DATASET EXCERPTS:
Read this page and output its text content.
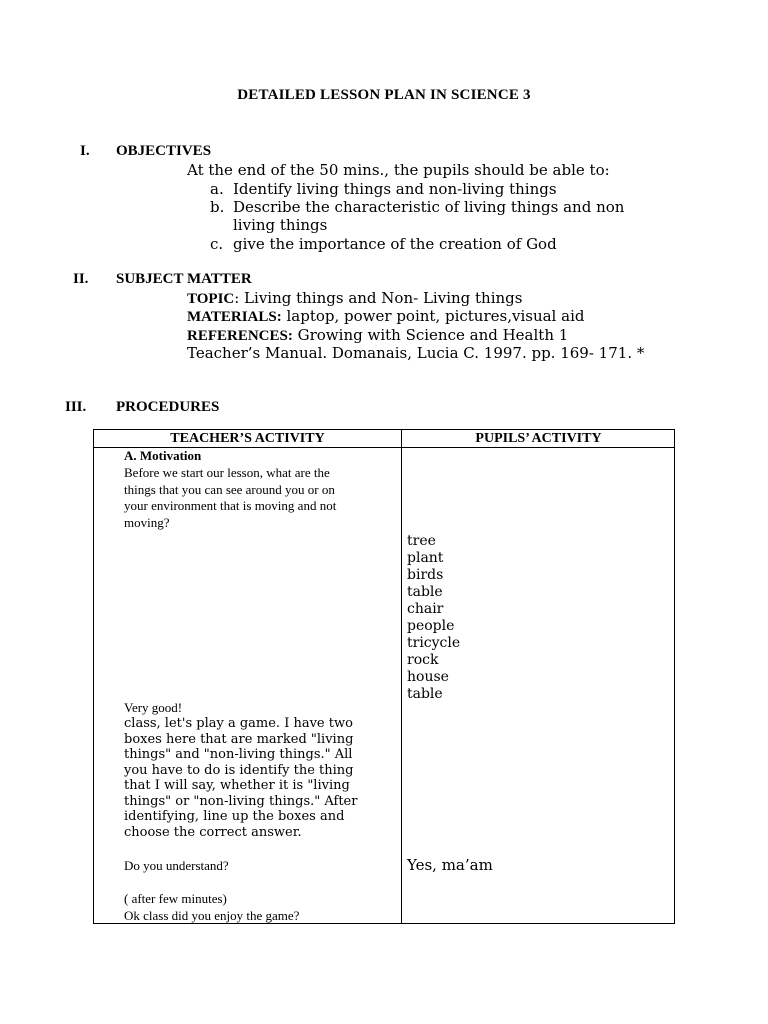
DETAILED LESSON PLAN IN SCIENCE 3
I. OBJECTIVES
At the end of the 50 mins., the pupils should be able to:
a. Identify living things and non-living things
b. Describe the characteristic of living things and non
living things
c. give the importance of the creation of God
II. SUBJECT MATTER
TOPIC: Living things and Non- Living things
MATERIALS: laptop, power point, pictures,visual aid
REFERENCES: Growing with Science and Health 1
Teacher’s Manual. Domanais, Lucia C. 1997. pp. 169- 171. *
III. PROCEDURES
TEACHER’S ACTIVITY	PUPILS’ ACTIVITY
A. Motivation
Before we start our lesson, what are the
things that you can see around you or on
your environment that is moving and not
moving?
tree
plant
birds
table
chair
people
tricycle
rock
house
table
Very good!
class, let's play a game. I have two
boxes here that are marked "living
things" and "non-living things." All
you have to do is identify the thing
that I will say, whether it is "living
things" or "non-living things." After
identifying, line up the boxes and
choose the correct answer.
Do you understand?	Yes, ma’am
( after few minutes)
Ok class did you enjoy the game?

---

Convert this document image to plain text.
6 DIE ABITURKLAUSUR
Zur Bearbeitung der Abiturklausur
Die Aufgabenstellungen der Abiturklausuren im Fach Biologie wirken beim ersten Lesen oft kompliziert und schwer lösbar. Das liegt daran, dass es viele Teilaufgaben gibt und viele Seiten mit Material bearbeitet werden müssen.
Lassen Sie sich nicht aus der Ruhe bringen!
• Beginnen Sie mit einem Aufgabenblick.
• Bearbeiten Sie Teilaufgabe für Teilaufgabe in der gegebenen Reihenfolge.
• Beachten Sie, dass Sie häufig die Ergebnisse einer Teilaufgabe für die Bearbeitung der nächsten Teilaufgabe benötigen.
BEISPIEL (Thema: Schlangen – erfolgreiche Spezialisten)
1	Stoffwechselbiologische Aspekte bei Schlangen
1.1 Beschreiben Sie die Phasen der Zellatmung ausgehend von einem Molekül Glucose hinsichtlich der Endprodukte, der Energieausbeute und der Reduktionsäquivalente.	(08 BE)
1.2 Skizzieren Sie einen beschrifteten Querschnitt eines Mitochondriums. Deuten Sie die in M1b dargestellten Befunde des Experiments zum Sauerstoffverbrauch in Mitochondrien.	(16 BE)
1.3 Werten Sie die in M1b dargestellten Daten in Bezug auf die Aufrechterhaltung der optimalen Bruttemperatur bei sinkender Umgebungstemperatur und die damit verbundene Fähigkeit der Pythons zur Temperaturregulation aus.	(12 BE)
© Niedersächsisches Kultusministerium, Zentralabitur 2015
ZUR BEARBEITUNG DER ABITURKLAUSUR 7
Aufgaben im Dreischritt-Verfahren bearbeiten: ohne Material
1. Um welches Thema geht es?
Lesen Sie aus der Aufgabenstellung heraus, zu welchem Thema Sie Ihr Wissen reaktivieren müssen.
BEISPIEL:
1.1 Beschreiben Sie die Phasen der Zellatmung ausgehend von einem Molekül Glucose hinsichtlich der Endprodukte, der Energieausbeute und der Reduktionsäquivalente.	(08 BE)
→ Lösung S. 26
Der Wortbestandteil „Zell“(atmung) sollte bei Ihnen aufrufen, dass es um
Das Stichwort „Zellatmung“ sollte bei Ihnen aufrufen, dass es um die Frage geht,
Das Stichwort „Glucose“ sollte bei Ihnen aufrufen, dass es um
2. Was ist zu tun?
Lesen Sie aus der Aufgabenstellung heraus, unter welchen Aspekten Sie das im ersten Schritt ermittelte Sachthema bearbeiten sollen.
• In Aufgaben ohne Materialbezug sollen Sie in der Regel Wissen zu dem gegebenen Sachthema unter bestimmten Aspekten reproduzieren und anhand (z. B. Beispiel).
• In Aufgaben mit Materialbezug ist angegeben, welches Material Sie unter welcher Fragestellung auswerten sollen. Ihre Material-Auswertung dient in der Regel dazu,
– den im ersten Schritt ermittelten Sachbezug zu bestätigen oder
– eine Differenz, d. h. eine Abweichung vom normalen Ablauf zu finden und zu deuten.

TASK: Copy all lines from the data that hold the word "this".

THE COMPLETED TASK:
Read this page and output its text content.
Convert this document image to plain text.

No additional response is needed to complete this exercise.